▶ **EXCERPTED TEXT**:
Daily reflection and inspiration from the "Prince of Preachers," Charles Haddon Spurgeon.
Saturday, November 12, 2011
Have you counted the cost?
Was not Joseph hated of his brethren? Was not David persecuted by Saul, Daniel by the Persian princes, and Jeremiah by the kings of Israel? Has it not ever been so? Did not the Lord Jesus Christ himself meet with slander, cruelty, and death, and did he not tell us that we must not look for favor where he found rejection? He said plainly, “I came not to send peace upon the earth, but a sword;” and he declared that the immediate result of the preaching of the gospel would be to set the son against the father and the father against the son, so that a man’s foes should be they of his own household. Did he not carefully inquire of every recruit who wished to enlist in his army, “Have you counted the cost?”

▶ **MATERIAL**:
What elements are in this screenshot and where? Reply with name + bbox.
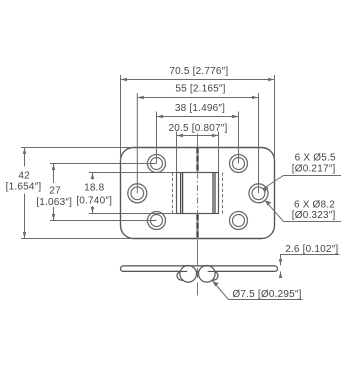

▶ **REQUESTS**:
1: Condense the devotional's paragraph that begins "Was not Joseph hated of his brethren?" into a short bulleted list that keeps its main points.
2: Put this sentence from the devotional into Spanish: "Was not David persecuted by Saul, Daniel by the Persian princes, and Jeremiah by the kings of Israel?"
Draw only on the devotional itself.

▶ **THE ANSWERS**:
1:
- Joseph was hated by his brothers. David was persecuted by Saul, Daniel by the Persian princes, and Jeremiah by the kings of Israel. It has always been this way.
- Jesus himself met slander, cruelty, and death. He told his followers not to expect favor where he found rejection.
- He said he came to send a sword, not peace. He said preaching the gospel would set son against father and father against son, so a man's enemies would be in his own household.
- He asked every recruit who wanted to join his army, "Have you counted the cost?"

2: ¿No fue David perseguido por Saúl, Daniel por los príncipes persas, y Jeremías por los reyes de Israel?